◆ **The task**
From the listing below, return each line that includes "View".

◆ **Records for this task**
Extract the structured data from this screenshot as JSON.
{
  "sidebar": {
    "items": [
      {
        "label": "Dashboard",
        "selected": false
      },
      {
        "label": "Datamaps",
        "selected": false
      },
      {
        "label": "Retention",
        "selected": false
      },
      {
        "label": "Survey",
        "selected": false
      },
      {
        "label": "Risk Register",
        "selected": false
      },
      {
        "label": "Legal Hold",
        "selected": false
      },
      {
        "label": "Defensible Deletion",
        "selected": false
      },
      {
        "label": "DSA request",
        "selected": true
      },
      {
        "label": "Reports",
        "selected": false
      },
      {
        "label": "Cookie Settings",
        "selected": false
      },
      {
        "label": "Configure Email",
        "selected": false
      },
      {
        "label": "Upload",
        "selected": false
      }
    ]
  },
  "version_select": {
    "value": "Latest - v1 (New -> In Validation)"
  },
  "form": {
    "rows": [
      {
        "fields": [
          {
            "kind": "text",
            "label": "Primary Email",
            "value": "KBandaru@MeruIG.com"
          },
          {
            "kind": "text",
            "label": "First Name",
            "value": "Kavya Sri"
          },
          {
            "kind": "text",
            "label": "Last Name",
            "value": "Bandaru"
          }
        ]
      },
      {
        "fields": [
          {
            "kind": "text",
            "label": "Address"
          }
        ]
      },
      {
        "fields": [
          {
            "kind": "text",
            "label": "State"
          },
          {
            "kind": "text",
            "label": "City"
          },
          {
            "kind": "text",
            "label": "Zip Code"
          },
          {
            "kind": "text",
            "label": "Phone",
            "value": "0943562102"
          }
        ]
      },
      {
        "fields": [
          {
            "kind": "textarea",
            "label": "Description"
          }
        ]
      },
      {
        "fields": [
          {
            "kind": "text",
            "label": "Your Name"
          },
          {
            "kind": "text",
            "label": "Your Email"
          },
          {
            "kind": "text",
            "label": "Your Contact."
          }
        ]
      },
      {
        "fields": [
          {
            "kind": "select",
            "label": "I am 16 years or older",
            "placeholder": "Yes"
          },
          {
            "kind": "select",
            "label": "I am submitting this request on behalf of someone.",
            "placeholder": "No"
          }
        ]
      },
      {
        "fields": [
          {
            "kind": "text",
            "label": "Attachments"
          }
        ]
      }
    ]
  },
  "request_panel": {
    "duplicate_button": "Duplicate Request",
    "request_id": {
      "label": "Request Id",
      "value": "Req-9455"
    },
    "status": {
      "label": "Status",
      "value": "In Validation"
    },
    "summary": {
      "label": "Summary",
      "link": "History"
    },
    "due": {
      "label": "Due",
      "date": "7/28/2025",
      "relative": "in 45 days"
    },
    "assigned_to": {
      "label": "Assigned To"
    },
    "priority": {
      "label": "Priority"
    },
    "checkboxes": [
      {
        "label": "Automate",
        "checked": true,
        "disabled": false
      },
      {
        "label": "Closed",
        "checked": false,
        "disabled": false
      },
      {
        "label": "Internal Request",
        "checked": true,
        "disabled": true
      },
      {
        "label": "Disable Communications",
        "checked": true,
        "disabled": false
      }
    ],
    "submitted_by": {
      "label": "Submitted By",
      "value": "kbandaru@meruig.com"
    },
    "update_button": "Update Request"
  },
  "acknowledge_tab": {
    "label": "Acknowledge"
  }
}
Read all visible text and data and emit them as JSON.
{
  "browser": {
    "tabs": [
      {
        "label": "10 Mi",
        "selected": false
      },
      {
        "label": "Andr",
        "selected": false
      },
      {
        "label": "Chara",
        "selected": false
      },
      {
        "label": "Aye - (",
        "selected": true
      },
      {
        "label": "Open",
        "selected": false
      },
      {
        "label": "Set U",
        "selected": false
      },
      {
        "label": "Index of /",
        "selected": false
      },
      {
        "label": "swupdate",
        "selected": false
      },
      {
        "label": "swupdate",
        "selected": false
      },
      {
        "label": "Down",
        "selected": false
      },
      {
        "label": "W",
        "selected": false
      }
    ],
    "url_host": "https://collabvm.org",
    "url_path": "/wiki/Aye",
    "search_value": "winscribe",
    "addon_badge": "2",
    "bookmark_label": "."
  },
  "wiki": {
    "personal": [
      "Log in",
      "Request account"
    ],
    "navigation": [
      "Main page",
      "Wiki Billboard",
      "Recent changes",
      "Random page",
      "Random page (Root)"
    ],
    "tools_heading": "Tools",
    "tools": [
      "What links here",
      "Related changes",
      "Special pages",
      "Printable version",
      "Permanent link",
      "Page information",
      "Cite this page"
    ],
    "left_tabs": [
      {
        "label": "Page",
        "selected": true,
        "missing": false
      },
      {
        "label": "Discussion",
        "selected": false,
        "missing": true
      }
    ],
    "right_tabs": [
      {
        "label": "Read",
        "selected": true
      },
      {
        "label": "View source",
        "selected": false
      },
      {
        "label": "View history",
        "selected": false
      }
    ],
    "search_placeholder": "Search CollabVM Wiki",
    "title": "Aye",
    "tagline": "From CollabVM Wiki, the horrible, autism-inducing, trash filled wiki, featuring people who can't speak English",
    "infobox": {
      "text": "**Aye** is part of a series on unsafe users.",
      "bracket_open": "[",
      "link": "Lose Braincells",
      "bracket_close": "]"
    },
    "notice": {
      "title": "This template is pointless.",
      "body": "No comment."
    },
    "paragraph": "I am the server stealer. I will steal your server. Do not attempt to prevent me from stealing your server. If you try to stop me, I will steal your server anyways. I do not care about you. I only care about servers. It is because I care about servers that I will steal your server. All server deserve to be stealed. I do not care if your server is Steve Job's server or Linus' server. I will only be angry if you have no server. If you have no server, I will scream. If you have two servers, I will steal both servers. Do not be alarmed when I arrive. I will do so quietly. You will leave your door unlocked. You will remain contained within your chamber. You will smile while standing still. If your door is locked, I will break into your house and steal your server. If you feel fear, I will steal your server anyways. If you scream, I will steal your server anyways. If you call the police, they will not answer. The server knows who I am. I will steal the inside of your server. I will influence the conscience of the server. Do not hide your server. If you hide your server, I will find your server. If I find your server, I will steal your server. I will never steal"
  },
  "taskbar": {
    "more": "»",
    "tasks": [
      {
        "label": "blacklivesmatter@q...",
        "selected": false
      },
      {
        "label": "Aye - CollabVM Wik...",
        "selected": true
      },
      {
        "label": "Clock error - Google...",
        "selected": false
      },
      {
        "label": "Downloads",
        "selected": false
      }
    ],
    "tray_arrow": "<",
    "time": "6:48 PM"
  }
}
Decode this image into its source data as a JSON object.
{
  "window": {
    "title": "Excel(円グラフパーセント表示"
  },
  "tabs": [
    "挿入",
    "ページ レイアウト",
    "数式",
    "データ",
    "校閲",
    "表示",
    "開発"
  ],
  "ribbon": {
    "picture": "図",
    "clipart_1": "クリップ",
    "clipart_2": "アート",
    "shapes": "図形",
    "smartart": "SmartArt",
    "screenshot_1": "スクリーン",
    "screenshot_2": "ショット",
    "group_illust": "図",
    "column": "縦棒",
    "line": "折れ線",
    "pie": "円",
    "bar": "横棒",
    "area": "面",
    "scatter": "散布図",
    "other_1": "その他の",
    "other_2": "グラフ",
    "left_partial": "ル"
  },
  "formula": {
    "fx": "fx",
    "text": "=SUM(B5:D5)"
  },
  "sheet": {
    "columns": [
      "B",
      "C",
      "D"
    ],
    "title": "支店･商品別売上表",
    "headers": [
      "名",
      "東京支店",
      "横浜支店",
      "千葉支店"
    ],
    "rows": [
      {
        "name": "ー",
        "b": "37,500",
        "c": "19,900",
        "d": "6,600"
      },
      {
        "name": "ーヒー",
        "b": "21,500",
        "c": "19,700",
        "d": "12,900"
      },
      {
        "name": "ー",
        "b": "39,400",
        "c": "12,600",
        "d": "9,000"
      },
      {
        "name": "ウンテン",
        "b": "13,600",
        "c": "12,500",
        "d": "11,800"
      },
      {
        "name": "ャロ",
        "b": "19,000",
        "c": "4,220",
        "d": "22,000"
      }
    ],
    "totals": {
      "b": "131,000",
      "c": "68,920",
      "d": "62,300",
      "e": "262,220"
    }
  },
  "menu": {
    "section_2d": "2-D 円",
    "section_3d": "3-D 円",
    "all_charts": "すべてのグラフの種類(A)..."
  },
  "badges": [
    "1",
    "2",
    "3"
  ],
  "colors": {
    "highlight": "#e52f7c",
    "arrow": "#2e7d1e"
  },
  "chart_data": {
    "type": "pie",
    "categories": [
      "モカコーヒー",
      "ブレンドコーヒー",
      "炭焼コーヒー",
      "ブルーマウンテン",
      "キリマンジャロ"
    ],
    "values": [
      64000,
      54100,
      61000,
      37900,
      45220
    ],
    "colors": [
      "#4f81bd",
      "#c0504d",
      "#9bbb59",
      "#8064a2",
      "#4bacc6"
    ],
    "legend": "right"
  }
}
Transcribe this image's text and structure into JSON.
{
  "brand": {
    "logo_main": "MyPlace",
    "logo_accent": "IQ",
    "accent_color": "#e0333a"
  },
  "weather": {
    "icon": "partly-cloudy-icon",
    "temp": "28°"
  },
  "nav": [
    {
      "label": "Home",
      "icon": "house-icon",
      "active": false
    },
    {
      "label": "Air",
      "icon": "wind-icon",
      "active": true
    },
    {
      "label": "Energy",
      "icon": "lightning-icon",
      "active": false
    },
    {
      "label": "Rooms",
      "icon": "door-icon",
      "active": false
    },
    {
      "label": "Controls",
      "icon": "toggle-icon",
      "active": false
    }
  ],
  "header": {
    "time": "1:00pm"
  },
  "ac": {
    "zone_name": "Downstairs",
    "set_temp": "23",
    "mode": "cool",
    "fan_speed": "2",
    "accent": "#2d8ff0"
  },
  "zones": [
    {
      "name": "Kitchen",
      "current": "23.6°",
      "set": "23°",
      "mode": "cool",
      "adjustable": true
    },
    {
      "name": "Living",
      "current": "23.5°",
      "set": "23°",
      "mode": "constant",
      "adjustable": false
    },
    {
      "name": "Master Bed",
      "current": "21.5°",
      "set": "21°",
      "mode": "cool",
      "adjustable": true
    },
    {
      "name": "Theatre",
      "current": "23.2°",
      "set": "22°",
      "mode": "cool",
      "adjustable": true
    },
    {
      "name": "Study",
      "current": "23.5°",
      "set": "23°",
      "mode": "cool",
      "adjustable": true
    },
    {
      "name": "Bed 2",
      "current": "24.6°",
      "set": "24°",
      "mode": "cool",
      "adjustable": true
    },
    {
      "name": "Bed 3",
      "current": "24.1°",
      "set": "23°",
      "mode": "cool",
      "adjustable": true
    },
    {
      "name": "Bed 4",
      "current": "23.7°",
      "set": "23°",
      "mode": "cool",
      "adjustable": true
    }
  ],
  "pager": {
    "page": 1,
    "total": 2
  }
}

◆ **Solution to this exercise**
        "label": "View source",
        "label": "View history",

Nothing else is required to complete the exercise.